WHAT YOU SHOULD DO | Return only the count of lines in which the word "make" appears.

PROVIDED INFORMATION |

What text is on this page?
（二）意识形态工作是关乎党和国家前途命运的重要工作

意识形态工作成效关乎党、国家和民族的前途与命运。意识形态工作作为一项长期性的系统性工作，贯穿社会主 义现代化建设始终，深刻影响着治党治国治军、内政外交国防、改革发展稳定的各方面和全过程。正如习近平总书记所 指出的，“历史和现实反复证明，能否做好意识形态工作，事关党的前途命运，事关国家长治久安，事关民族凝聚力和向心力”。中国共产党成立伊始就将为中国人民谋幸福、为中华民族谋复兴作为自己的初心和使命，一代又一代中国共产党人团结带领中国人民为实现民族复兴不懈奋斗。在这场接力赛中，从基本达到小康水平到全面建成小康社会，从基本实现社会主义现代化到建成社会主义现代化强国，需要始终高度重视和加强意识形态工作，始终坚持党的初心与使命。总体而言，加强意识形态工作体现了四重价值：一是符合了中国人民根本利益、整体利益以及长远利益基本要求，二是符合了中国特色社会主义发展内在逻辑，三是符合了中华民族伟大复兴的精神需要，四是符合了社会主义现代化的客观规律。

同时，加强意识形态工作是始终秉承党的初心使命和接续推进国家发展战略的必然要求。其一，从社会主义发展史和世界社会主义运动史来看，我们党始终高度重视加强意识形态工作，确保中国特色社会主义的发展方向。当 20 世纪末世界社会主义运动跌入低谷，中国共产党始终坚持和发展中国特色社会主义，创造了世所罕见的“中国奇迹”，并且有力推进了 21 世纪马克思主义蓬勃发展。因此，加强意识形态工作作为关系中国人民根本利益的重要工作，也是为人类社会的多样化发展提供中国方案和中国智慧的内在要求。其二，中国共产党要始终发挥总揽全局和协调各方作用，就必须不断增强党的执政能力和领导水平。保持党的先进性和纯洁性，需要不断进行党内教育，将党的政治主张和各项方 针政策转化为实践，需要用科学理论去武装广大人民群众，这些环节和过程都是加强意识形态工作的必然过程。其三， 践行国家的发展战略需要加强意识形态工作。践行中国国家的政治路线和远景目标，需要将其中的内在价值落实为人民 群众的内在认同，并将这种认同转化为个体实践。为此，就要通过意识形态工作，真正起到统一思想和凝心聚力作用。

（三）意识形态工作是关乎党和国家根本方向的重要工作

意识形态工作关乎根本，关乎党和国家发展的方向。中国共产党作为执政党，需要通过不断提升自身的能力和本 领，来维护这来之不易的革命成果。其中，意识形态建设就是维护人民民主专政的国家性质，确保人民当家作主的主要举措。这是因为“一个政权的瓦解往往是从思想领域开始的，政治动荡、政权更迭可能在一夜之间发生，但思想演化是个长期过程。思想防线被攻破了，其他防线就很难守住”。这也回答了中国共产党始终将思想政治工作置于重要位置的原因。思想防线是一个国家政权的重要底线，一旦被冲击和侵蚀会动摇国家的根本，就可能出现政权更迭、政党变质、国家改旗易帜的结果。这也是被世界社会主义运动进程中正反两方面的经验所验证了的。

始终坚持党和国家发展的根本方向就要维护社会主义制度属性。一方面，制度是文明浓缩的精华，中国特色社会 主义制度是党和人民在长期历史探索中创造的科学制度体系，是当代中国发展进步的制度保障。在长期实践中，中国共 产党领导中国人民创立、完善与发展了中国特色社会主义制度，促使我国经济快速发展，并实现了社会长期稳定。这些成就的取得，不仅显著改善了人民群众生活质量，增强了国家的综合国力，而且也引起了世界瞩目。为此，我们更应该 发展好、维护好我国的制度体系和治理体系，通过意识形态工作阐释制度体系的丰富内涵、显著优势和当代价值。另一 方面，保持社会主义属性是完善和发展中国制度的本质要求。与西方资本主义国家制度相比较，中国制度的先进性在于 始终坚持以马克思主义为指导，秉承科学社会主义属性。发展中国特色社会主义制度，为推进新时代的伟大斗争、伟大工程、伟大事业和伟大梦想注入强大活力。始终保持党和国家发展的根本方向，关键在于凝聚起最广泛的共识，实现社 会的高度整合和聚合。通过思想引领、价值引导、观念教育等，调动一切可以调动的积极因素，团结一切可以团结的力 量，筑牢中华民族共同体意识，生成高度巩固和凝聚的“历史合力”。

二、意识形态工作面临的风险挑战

---

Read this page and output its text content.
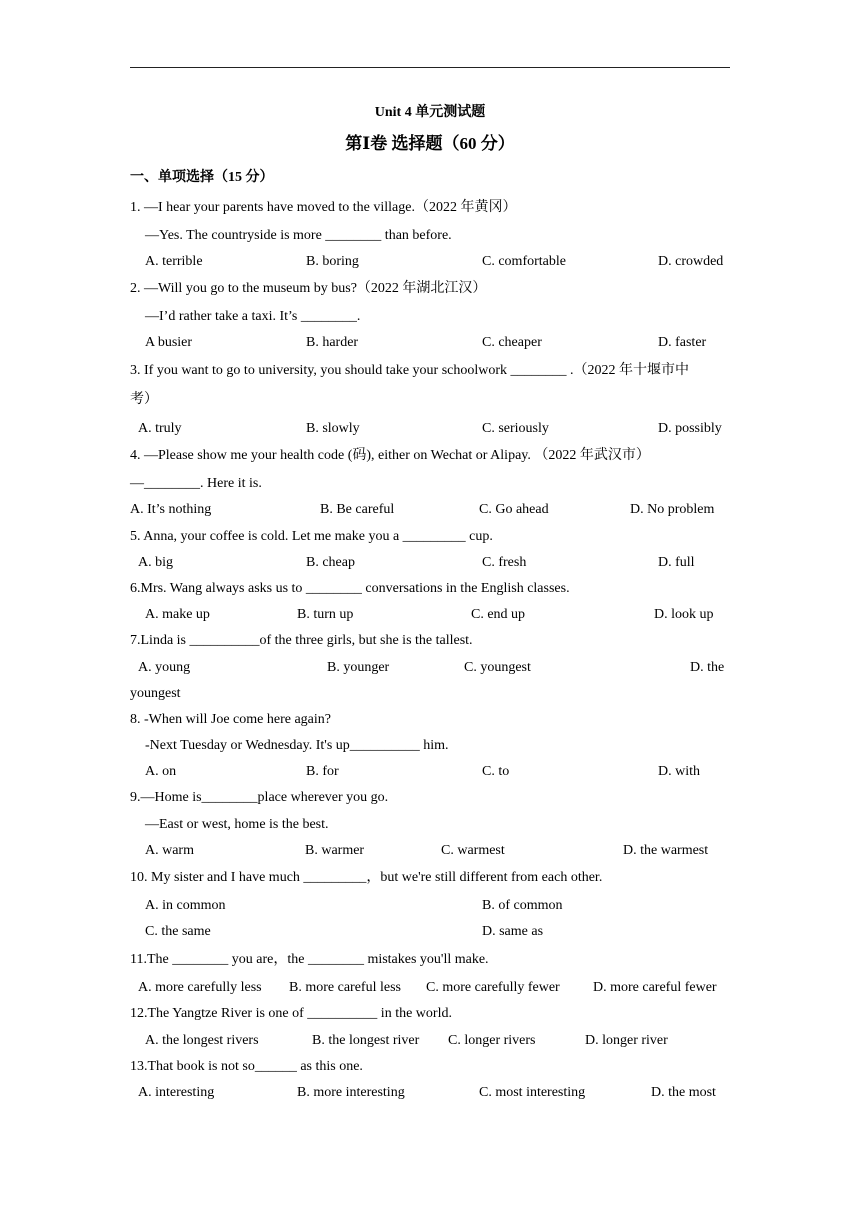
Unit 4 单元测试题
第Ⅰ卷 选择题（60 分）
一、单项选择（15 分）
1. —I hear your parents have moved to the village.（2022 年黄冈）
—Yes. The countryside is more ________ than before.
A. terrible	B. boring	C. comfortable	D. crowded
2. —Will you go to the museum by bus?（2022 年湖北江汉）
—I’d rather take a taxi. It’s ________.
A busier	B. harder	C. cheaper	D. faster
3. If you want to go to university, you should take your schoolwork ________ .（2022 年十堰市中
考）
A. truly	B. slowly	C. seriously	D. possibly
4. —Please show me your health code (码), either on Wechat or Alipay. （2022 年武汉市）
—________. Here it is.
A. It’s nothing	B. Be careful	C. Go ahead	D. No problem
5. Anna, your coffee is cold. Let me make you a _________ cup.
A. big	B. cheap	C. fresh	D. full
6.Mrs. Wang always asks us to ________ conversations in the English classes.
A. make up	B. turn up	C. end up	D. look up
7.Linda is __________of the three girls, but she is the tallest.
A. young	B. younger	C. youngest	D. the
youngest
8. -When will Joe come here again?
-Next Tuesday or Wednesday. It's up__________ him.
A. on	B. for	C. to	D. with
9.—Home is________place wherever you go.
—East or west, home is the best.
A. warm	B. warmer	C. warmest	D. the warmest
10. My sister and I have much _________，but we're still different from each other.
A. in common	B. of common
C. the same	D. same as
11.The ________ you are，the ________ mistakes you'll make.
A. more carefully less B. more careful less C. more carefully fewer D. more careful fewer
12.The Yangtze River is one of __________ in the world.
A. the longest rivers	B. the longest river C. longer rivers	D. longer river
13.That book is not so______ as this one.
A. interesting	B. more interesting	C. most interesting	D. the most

REPLY TO THE TASK | 3